● **EXERCISE DETAILS**: Provide the number of lines where the word "Functions" occurs, and no other text.

Rows from a dataset
=-=-=
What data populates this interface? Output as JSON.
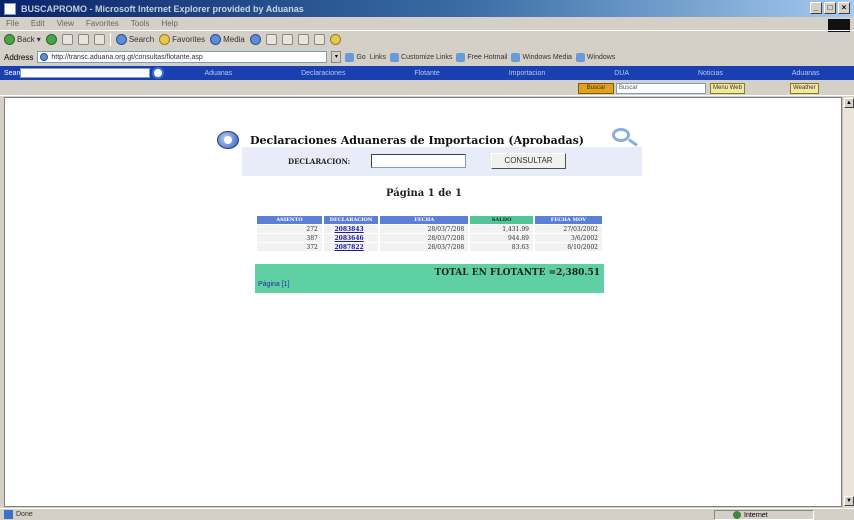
{
  "window": {
    "title": "BUSCAPROMO - Microsoft Internet Explorer provided by Aduanas"
  },
  "menu": [
    "File",
    "Edit",
    "View",
    "Favorites",
    "Tools",
    "Help"
  ],
  "toolbar": {
    "back_label": "Back",
    "search_label": "Search",
    "favorites_label": "Favorites",
    "media_label": "Media"
  },
  "address": {
    "label": "Address",
    "url": "http://transc.aduana.org.gt/consultas/flotante.asp",
    "go_label": "Go",
    "links_label": "Links",
    "links": [
      "Customize Links",
      "Free Hotmail",
      "Windows Media",
      "Windows"
    ]
  },
  "site_nav": {
    "search_label": "Search",
    "items": [
      "Aduanas",
      "Declaraciones",
      "Flotante",
      "Importacion",
      "DUA",
      "Noticias",
      "Aduanas"
    ]
  },
  "strip2": {
    "tag_label": "Buscar",
    "input_value": "Buscar",
    "options": [
      "Menu Web",
      "Weather"
    ]
  },
  "content": {
    "heading": "Declaraciones Aduaneras de Importacion (Aprobadas)",
    "form_label": "DECLARACION:",
    "input_value": "",
    "submit_label": "CONSULTAR",
    "pager_top": "Página 1 de 1",
    "table": {
      "headers": [
        "ASIENTO",
        "DECLARACION",
        "FECHA",
        "SALDO",
        "FECHA MOV"
      ],
      "rows": [
        [
          "272",
          "2083843",
          "28/03/7/208",
          "1,431.99",
          "27/03/2002"
        ],
        [
          "387",
          "2083646",
          "28/03/7/208",
          "944.89",
          "3/6/2002"
        ],
        [
          "372",
          "2087822",
          "28/03/7/208",
          "83.63",
          "8/10/2002"
        ]
      ]
    },
    "total_text": "TOTAL EN FLOTANTE =2,380.51",
    "pages_text": "Página [1]"
  },
  "status": {
    "text": "Done",
    "zone": "Internet"
  }
}
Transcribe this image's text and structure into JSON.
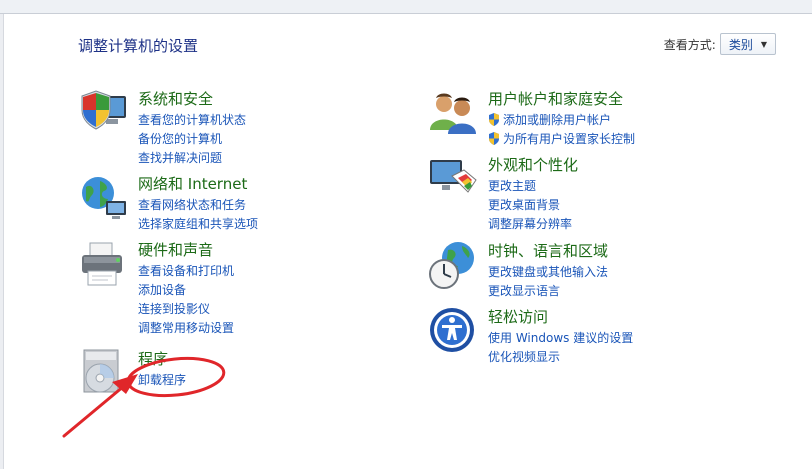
{
  "header": {
    "title": "调整计算机的设置",
    "view_label": "查看方式:",
    "view_value": "类别"
  },
  "categories": [
    {
      "title": "系统和安全",
      "icon": "shield-computer-icon",
      "links": [
        "查看您的计算机状态",
        "备份您的计算机",
        "查找并解决问题"
      ]
    },
    {
      "title": "网络和 Internet",
      "icon": "network-globe-icon",
      "links": [
        "查看网络状态和任务",
        "选择家庭组和共享选项"
      ]
    },
    {
      "title": "硬件和声音",
      "icon": "printer-icon",
      "links": [
        "查看设备和打印机",
        "添加设备",
        "连接到投影仪",
        "调整常用移动设置"
      ]
    },
    {
      "title": "程序",
      "icon": "programs-disc-icon",
      "links": [
        "卸载程序"
      ]
    },
    {
      "title": "用户帐户和家庭安全",
      "icon": "users-icon",
      "links": [
        "添加或删除用户帐户",
        "为所有用户设置家长控制"
      ]
    },
    {
      "title": "外观和个性化",
      "icon": "appearance-monitor-icon",
      "links": [
        "更改主题",
        "更改桌面背景",
        "调整屏幕分辨率"
      ]
    },
    {
      "title": "时钟、语言和区域",
      "icon": "clock-globe-icon",
      "links": [
        "更改键盘或其他输入法",
        "更改显示语言"
      ]
    },
    {
      "title": "轻松访问",
      "icon": "ease-of-access-icon",
      "links": [
        "使用 Windows 建议的设置",
        "优化视频显示"
      ]
    }
  ],
  "colors": {
    "title_blue": "#1e3287",
    "category_green": "#1c6a17",
    "link_blue": "#1a55b8",
    "annotation_red": "#e0262a"
  }
}
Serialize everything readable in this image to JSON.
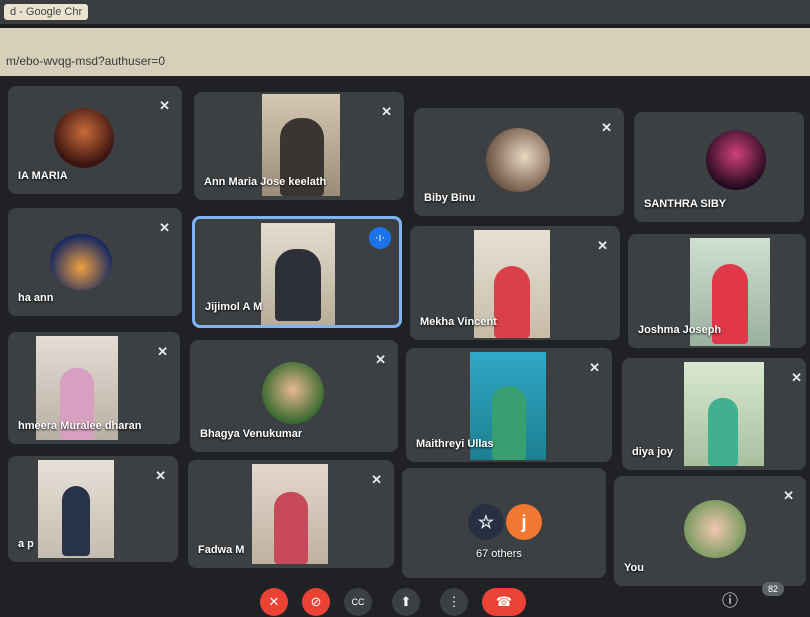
{
  "browser": {
    "tab_title": "d - Google Chr",
    "url": "m/ebo-wvqg-msd?authuser=0"
  },
  "mute_glyph": "✕",
  "speaking_glyph": "·ı·",
  "participants": [
    {
      "name": "IA MARIA",
      "muted": true
    },
    {
      "name": "Ann Maria Jose keelath",
      "muted": true
    },
    {
      "name": "Biby Binu",
      "muted": true
    },
    {
      "name": "SANTHRA SIBY",
      "muted": false
    },
    {
      "name": "ha ann",
      "muted": true
    },
    {
      "name": "Jijimol A M",
      "muted": false,
      "speaking": true
    },
    {
      "name": "Mekha Vincent",
      "muted": true
    },
    {
      "name": "Joshma Joseph",
      "muted": false
    },
    {
      "name": "hmeera Muralee dharan",
      "muted": true
    },
    {
      "name": "Bhagya Venukumar",
      "muted": true
    },
    {
      "name": "Maithreyi Ullas",
      "muted": true
    },
    {
      "name": "diya joy",
      "muted": true
    },
    {
      "name": "a p",
      "muted": true
    },
    {
      "name": "Fadwa M",
      "muted": true
    },
    {
      "name": "You",
      "muted": true
    }
  ],
  "others": {
    "label": "67 others",
    "avatar_letter": "j",
    "star_glyph": "☆"
  },
  "toolbar": {
    "mic_glyph": "✕",
    "camera_glyph": "⊘",
    "captions_glyph": "CC",
    "present_glyph": "⬆",
    "more_glyph": "⋮",
    "end_call_glyph": "☎",
    "info_glyph": "ⓘ",
    "people_count": "82"
  },
  "colors": {
    "accent": "#1a73e8",
    "end_call": "#ea4335",
    "tile": "#3c4043",
    "bg": "#202124"
  }
}
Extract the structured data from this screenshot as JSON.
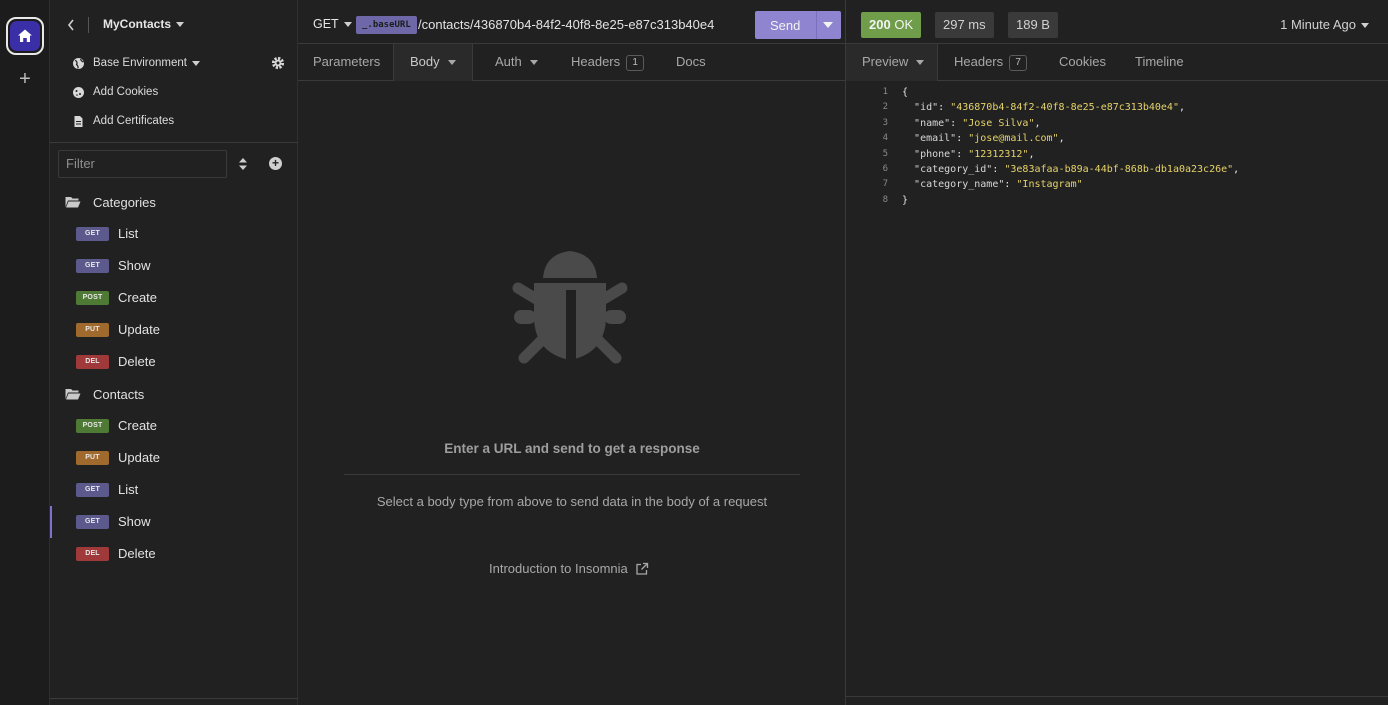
{
  "colors": {
    "accent": "#8f84d0",
    "get": "#5c5a8c",
    "post": "#4f7a36",
    "put": "#a0692e",
    "del": "#a03a3a",
    "ok": "#6f9d4a"
  },
  "sidebar": {
    "project_name": "MyContacts",
    "environment": "Base Environment",
    "add_cookies": "Add Cookies",
    "add_certificates": "Add Certificates",
    "filter_placeholder": "Filter",
    "folders": [
      {
        "name": "Categories",
        "requests": [
          {
            "method": "GET",
            "label": "List"
          },
          {
            "method": "GET",
            "label": "Show"
          },
          {
            "method": "POST",
            "label": "Create"
          },
          {
            "method": "PUT",
            "label": "Update"
          },
          {
            "method": "DEL",
            "label": "Delete"
          }
        ]
      },
      {
        "name": "Contacts",
        "requests": [
          {
            "method": "POST",
            "label": "Create"
          },
          {
            "method": "PUT",
            "label": "Update"
          },
          {
            "method": "GET",
            "label": "List"
          },
          {
            "method": "GET",
            "label": "Show",
            "active": true
          },
          {
            "method": "DEL",
            "label": "Delete"
          }
        ]
      }
    ]
  },
  "request": {
    "method": "GET",
    "base_url_tag": "_.baseURL",
    "path": "/contacts/436870b4-84f2-40f8-8e25-e87c313b40e4",
    "send_label": "Send",
    "tabs": {
      "parameters": "Parameters",
      "body": "Body",
      "auth": "Auth",
      "headers": "Headers",
      "headers_count": "1",
      "docs": "Docs"
    },
    "empty_title": "Enter a URL and send to get a response",
    "empty_subtitle": "Select a body type from above to send data in the body of a request",
    "intro_link": "Introduction to Insomnia"
  },
  "response": {
    "status_code": "200",
    "status_text": "OK",
    "time": "297 ms",
    "size": "189 B",
    "ago": "1 Minute Ago",
    "tabs": {
      "preview": "Preview",
      "headers": "Headers",
      "headers_count": "7",
      "cookies": "Cookies",
      "timeline": "Timeline"
    },
    "body_lines": [
      {
        "n": "1",
        "text": "{"
      },
      {
        "n": "2",
        "key": "\"id\"",
        "val": "\"436870b4-84f2-40f8-8e25-e87c313b40e4\"",
        "tail": ","
      },
      {
        "n": "3",
        "key": "\"name\"",
        "val": "\"Jose Silva\"",
        "tail": ","
      },
      {
        "n": "4",
        "key": "\"email\"",
        "val": "\"jose@mail.com\"",
        "tail": ","
      },
      {
        "n": "5",
        "key": "\"phone\"",
        "val": "\"12312312\"",
        "tail": ","
      },
      {
        "n": "6",
        "key": "\"category_id\"",
        "val": "\"3e83afaa-b89a-44bf-868b-db1a0a23c26e\"",
        "tail": ","
      },
      {
        "n": "7",
        "key": "\"category_name\"",
        "val": "\"Instagram\"",
        "tail": ""
      },
      {
        "n": "8",
        "text": "}"
      }
    ]
  }
}
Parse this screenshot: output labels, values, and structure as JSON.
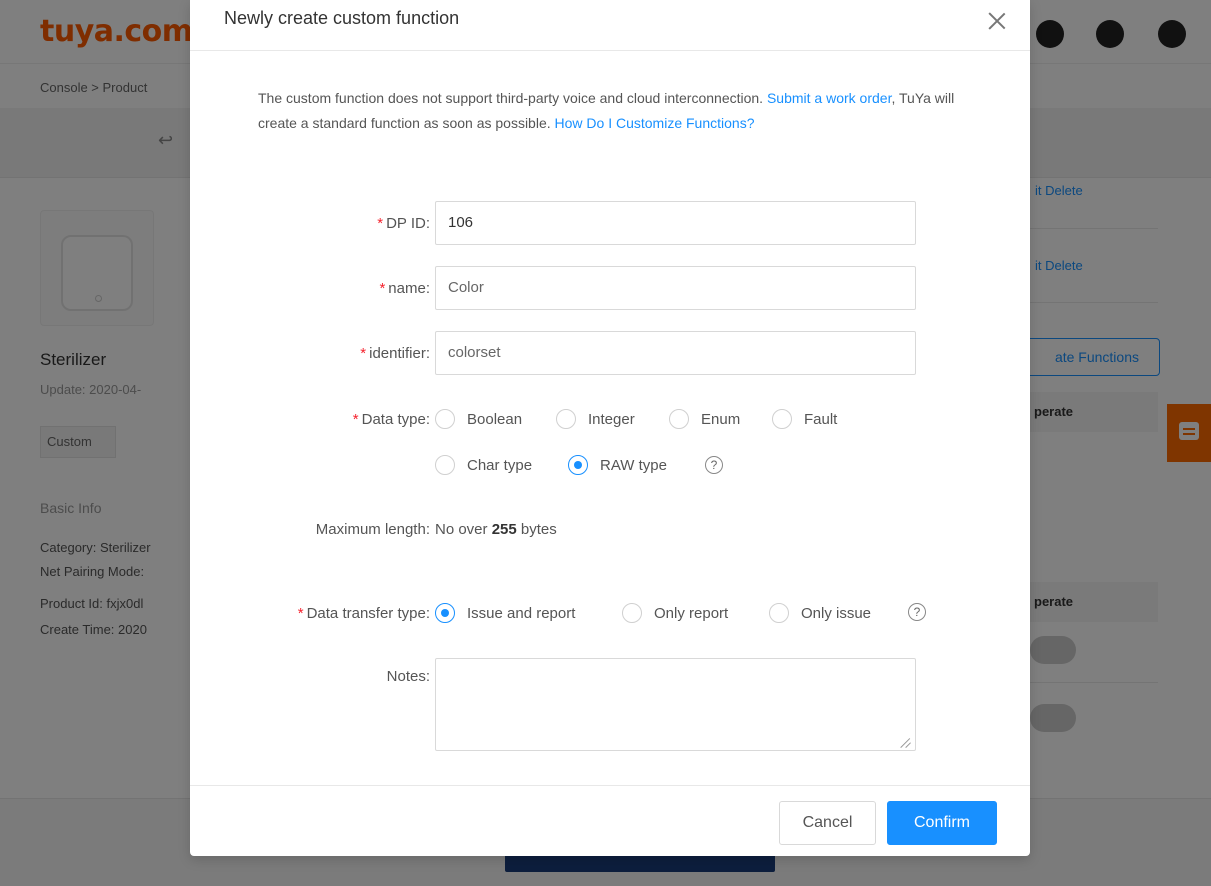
{
  "background": {
    "logo": "tuya.com",
    "breadcrumb": "Console  >  Product",
    "product": {
      "name": "Sterilizer",
      "update": "Update: 2020-04-",
      "tag": "Custom"
    },
    "basic_info": {
      "title": "Basic Info",
      "category": "Category: Sterilizer",
      "net_pairing": "Net Pairing Mode:",
      "product_id": "Product Id: fxjx0dl",
      "create_time": "Create Time: 2020"
    },
    "right": {
      "row1_links": "it  Delete",
      "row2_links": "it  Delete",
      "create_button": "ate Functions",
      "header1": "perate",
      "header2": "perate"
    }
  },
  "modal": {
    "title": "Newly create custom function",
    "notice": {
      "text1": "The custom function does not support third-party voice and cloud interconnection. ",
      "link1": "Submit a work order",
      "text2": ", TuYa will create a standard function as soon as possible. ",
      "link2": "How Do I Customize Functions?"
    },
    "fields": {
      "dp_id": {
        "label": "DP ID:",
        "value": "106"
      },
      "name": {
        "label": "name:",
        "value": "Color"
      },
      "identifier": {
        "label": "identifier:",
        "value": "colorset"
      },
      "data_type": {
        "label": "Data type:",
        "options": [
          "Boolean",
          "Integer",
          "Enum",
          "Fault",
          "Char type",
          "RAW type"
        ],
        "selected": "RAW type"
      },
      "max_length": {
        "label": "Maximum length:",
        "prefix": "No over ",
        "value": "255",
        "suffix": " bytes"
      },
      "transfer_type": {
        "label": "Data transfer type:",
        "options": [
          "Issue and report",
          "Only report",
          "Only issue"
        ],
        "selected": "Issue and report"
      },
      "notes": {
        "label": "Notes:",
        "value": ""
      }
    },
    "help_glyph": "?",
    "buttons": {
      "cancel": "Cancel",
      "confirm": "Confirm"
    }
  },
  "colors": {
    "accent": "#1890ff",
    "required": "#f5222d",
    "brand": "#ff6a00"
  }
}
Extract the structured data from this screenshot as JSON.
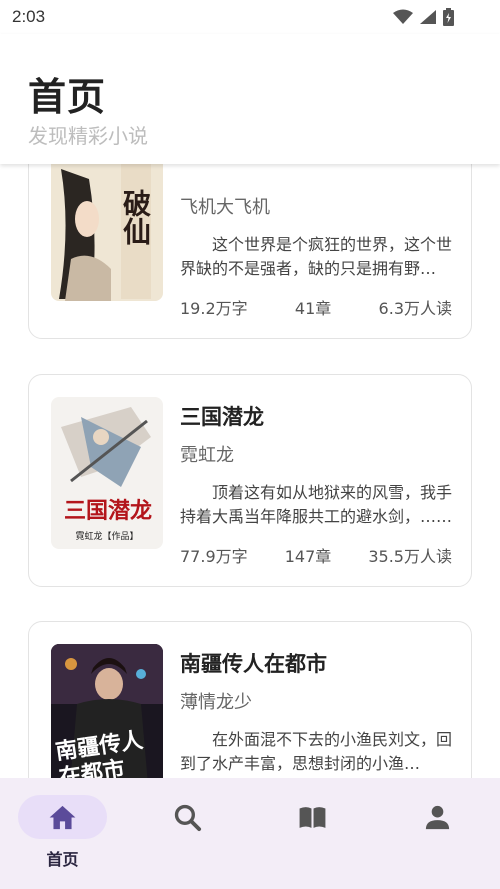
{
  "status_bar": {
    "time": "2:03"
  },
  "header": {
    "title": "首页",
    "subtitle": "发现精彩小说"
  },
  "books": [
    {
      "title": "",
      "author": "飞机大飞机",
      "description": "这个世界是个疯狂的世界，这个世界缺的不是强者，缺的只是拥有野心的人……",
      "word_count": "19.2万字",
      "chapters": "41章",
      "readers": "6.3万人读",
      "cover_text": "破仙"
    },
    {
      "title": "三国潜龙",
      "author": "霓虹龙",
      "description": "顶着这有如从地狱来的风雪，我手持着大禹当年降服共工的避水剑，……",
      "word_count": "77.9万字",
      "chapters": "147章",
      "readers": "35.5万人读",
      "cover_text": "三国潜龙",
      "cover_caption": "霓虹龙【作品】"
    },
    {
      "title": "南疆传人在都市",
      "author": "薄情龙少",
      "description": "在外面混不下去的小渔民刘文，回到了水产丰富，思想封闭的小渔村。……",
      "cover_text": "南疆传人在都市"
    }
  ],
  "bottom_nav": [
    {
      "label": "首页",
      "icon": "home-icon",
      "active": true
    },
    {
      "label": "",
      "icon": "search-icon",
      "active": false
    },
    {
      "label": "",
      "icon": "book-icon",
      "active": false
    },
    {
      "label": "",
      "icon": "person-icon",
      "active": false
    }
  ],
  "colors": {
    "active_pill": "#e8def8",
    "active_icon": "#5b4b9a",
    "nav_bg": "#f3edf7",
    "icon_gray": "#555555"
  }
}
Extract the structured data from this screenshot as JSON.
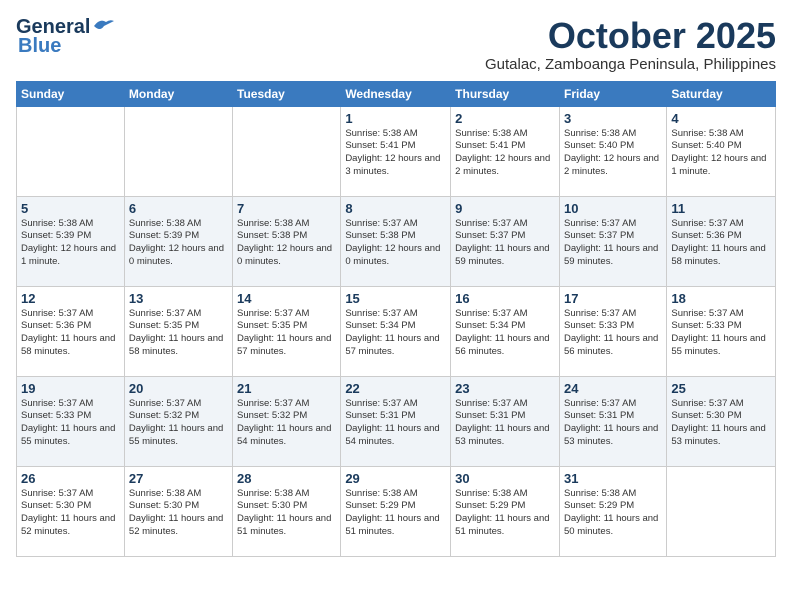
=-=-=
● **WORKED SOLUTION**: 2